>> START Records supplied
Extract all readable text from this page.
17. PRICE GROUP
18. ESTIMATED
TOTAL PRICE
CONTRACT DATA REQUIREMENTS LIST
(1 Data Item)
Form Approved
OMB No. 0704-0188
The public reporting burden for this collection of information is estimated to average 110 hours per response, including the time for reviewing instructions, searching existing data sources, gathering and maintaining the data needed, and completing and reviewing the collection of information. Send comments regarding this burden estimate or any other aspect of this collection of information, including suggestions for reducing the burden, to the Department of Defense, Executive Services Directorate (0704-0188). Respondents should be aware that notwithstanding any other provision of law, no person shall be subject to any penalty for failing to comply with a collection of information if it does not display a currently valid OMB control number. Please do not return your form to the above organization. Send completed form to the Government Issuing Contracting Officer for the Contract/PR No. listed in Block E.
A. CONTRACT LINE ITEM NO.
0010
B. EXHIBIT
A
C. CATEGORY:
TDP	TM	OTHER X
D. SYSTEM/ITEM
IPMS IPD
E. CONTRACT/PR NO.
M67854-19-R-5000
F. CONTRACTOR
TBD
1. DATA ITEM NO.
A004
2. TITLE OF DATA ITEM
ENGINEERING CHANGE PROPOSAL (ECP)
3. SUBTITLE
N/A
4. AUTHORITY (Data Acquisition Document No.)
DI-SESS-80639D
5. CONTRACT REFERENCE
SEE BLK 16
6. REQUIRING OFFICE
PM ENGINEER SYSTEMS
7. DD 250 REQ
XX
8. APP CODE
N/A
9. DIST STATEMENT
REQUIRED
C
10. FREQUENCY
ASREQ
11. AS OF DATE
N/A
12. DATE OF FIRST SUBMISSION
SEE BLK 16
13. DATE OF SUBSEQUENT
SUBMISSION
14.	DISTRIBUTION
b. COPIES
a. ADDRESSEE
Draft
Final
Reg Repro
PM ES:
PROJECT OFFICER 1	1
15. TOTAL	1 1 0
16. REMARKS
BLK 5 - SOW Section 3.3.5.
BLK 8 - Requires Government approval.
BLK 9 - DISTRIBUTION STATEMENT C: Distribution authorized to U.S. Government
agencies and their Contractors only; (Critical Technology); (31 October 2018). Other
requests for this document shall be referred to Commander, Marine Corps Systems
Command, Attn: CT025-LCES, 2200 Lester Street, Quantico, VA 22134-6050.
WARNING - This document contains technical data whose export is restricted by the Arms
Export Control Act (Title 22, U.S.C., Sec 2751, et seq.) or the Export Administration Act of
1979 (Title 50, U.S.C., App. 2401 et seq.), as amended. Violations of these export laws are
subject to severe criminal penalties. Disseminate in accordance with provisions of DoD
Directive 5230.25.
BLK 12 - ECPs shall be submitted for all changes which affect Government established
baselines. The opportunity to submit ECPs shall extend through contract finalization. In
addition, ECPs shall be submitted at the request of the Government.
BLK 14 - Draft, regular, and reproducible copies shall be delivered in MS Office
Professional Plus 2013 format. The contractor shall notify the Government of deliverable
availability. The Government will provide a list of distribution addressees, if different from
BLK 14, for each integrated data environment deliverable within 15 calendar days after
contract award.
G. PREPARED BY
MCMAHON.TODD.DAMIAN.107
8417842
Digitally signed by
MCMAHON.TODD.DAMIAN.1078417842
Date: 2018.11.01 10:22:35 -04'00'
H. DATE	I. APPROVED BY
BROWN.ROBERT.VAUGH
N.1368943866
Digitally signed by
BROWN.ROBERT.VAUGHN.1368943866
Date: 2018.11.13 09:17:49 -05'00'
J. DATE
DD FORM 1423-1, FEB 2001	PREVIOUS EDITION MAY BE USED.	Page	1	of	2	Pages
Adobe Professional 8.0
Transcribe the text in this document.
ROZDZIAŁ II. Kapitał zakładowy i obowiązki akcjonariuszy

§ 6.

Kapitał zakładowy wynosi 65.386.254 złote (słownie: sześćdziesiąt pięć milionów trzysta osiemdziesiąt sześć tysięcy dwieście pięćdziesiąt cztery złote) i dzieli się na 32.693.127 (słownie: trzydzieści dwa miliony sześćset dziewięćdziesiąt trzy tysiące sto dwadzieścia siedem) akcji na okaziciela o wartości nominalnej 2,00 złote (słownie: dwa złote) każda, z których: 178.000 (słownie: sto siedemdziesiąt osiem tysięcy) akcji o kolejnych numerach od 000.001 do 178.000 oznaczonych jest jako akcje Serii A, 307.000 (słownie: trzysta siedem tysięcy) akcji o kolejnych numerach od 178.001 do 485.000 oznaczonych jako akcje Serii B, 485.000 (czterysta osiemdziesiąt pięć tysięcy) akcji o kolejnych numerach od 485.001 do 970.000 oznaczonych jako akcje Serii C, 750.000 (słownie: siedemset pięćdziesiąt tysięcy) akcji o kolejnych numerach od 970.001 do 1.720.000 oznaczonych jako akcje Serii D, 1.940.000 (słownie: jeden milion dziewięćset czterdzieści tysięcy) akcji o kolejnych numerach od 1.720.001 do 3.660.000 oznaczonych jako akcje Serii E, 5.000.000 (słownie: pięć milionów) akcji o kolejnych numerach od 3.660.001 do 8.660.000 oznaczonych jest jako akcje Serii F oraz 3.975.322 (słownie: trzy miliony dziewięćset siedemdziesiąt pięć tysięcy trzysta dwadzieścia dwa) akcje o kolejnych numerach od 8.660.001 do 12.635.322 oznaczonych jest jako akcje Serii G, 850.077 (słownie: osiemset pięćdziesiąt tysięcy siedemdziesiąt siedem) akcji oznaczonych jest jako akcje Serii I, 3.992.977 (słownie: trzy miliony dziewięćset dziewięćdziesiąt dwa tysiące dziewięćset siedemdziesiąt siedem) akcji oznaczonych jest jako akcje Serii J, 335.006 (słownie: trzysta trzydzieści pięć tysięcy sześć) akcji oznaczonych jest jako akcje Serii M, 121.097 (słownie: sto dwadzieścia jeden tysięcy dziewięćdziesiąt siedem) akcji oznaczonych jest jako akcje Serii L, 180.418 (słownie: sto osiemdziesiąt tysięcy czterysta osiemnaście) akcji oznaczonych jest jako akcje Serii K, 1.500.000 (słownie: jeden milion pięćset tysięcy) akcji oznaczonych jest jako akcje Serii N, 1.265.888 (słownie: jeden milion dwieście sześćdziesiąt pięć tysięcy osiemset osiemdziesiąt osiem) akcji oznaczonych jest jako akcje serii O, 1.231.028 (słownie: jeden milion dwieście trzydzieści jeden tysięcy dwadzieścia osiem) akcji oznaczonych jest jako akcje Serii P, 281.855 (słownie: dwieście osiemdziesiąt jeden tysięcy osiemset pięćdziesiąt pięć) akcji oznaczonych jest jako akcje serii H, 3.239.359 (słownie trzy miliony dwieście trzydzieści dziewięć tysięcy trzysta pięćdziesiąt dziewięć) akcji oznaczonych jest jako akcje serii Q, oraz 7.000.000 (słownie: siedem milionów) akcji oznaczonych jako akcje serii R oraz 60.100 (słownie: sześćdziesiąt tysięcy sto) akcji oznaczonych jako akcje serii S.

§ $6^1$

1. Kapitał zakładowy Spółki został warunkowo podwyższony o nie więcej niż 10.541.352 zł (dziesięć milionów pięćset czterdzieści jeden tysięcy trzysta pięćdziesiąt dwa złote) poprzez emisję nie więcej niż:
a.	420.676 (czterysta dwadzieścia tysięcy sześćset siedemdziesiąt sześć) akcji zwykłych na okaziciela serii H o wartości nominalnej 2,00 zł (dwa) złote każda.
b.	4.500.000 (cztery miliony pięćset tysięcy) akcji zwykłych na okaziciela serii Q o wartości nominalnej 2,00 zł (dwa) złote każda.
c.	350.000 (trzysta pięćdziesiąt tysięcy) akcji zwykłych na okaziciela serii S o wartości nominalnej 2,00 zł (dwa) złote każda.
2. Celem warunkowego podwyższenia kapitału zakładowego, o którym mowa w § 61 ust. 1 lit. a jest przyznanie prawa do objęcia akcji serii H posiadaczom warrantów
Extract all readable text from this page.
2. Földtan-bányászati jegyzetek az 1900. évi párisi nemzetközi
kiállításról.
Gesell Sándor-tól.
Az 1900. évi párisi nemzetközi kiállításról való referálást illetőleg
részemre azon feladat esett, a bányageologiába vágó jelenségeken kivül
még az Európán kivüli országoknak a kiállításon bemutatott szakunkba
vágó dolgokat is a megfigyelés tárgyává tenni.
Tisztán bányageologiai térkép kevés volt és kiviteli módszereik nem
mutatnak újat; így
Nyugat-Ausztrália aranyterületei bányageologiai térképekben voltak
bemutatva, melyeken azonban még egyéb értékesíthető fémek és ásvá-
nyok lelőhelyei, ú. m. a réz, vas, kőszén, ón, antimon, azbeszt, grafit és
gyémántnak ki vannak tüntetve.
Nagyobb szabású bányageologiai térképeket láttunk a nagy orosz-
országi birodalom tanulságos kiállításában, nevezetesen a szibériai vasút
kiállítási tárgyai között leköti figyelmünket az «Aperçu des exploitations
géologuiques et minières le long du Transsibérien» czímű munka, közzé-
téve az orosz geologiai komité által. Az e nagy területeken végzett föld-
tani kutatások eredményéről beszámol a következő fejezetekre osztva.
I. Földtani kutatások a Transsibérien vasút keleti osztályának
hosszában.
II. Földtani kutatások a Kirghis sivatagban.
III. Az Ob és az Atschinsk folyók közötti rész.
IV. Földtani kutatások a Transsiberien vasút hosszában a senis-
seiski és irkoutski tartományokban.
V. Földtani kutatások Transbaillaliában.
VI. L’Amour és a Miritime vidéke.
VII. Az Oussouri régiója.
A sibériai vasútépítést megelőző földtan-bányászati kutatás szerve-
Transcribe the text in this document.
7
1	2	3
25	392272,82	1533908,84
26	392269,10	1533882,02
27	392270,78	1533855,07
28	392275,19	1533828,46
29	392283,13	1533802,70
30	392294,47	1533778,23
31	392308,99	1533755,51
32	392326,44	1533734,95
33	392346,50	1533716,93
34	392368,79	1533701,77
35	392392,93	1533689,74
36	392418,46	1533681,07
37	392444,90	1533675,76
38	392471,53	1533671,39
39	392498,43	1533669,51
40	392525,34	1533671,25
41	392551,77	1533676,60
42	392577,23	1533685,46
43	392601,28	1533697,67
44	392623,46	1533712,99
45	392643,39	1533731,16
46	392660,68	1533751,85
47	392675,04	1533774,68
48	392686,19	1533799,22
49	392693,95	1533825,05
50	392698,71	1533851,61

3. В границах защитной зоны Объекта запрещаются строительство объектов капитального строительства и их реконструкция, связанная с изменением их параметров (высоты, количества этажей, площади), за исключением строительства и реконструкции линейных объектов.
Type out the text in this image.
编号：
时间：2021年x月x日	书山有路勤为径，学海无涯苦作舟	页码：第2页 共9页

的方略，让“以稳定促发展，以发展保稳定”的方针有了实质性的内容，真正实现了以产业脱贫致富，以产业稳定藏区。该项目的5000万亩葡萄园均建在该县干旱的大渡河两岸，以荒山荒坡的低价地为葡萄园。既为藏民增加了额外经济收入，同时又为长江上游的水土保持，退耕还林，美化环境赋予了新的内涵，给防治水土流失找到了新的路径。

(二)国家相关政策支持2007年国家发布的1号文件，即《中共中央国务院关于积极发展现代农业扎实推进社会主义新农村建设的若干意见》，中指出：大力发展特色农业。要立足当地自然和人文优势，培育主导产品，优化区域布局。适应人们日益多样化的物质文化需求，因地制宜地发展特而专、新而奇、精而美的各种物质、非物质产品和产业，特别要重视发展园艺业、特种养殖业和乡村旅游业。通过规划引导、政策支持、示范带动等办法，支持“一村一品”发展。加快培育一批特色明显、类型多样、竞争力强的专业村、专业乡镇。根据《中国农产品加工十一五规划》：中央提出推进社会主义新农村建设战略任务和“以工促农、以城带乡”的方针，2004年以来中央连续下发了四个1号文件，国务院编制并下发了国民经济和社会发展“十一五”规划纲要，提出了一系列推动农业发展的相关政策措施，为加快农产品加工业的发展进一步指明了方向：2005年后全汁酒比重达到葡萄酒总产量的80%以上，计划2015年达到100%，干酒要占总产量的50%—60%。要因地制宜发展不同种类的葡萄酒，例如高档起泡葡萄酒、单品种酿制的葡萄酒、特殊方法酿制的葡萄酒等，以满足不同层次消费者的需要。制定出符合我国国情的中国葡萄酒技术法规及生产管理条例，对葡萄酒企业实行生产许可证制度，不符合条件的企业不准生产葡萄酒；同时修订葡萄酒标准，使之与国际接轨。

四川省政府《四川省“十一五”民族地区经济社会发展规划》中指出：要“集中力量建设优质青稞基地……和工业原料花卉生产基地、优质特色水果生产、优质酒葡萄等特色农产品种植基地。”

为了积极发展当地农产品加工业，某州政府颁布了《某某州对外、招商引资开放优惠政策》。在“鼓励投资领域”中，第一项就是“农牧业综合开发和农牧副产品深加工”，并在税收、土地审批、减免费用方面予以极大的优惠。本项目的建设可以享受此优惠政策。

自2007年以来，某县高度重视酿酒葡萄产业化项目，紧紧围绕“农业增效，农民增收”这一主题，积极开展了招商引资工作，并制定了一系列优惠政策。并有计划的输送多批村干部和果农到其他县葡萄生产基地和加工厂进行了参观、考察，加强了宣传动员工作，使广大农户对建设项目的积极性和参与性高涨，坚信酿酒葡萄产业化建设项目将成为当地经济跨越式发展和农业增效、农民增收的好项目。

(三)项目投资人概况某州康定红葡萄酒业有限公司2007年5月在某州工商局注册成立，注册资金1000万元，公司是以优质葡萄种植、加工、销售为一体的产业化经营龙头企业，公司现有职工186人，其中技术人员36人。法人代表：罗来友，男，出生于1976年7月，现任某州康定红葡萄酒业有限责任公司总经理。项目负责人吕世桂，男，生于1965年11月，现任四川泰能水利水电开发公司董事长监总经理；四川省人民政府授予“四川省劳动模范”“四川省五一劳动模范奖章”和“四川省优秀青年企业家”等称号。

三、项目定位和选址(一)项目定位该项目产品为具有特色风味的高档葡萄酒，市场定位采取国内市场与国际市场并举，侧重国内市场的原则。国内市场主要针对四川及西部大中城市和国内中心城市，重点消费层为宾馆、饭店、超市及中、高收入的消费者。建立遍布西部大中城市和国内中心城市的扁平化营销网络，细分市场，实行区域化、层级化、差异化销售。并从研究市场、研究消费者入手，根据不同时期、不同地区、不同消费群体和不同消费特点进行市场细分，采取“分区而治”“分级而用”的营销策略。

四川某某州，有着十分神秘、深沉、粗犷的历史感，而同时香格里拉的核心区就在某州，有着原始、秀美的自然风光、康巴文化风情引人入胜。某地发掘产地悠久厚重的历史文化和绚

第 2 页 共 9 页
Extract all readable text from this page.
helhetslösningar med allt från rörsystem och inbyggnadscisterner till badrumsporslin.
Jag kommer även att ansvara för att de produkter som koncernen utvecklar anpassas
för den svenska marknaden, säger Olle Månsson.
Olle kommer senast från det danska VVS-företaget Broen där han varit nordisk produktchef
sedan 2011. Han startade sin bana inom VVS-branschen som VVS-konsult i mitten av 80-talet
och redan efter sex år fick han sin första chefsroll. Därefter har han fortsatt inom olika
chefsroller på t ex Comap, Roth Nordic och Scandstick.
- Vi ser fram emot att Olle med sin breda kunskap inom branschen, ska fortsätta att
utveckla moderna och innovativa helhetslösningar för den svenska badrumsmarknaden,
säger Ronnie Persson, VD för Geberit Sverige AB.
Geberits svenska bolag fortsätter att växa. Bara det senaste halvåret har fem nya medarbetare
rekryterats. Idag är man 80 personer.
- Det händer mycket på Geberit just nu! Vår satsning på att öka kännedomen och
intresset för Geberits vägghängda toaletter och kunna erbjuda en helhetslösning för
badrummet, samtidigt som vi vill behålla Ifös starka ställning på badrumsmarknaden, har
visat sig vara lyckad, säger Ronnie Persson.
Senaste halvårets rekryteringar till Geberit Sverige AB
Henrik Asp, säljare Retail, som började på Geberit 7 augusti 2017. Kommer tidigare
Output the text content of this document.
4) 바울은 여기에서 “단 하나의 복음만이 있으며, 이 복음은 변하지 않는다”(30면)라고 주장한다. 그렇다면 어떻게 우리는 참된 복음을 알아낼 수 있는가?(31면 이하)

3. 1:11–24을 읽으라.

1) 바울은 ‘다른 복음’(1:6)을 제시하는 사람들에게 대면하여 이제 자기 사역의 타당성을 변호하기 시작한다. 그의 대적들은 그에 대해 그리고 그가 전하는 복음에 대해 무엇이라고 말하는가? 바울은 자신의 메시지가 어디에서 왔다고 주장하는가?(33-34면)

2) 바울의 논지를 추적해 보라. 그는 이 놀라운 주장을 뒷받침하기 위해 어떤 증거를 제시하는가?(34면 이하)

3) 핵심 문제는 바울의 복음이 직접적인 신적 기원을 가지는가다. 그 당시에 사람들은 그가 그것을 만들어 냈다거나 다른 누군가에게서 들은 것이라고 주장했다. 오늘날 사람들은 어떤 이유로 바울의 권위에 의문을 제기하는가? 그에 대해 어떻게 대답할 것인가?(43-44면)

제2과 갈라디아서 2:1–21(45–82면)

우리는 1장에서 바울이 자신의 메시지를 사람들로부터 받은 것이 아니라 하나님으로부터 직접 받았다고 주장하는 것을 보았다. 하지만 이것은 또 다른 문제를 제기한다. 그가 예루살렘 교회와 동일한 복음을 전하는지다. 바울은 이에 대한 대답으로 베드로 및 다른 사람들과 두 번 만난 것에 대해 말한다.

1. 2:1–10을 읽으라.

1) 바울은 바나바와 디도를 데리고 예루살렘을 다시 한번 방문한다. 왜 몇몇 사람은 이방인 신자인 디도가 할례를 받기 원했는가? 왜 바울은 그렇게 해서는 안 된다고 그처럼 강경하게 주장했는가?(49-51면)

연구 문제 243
>> END Records supplied
§ Task instructions:
Return each line where "kutatások" shows up.

§ Solved problem:
tani kutatások eredményéről beszámol a következő fejezetekre osztva.
I. Földtani kutatások a Transsibérien vasút keleti osztályának
II. Földtani kutatások a Kirghis sivatagban.
IV. Földtani kutatások a Transsiberien vasút hosszában a senis-
V. Földtani kutatások Transbaillaliában.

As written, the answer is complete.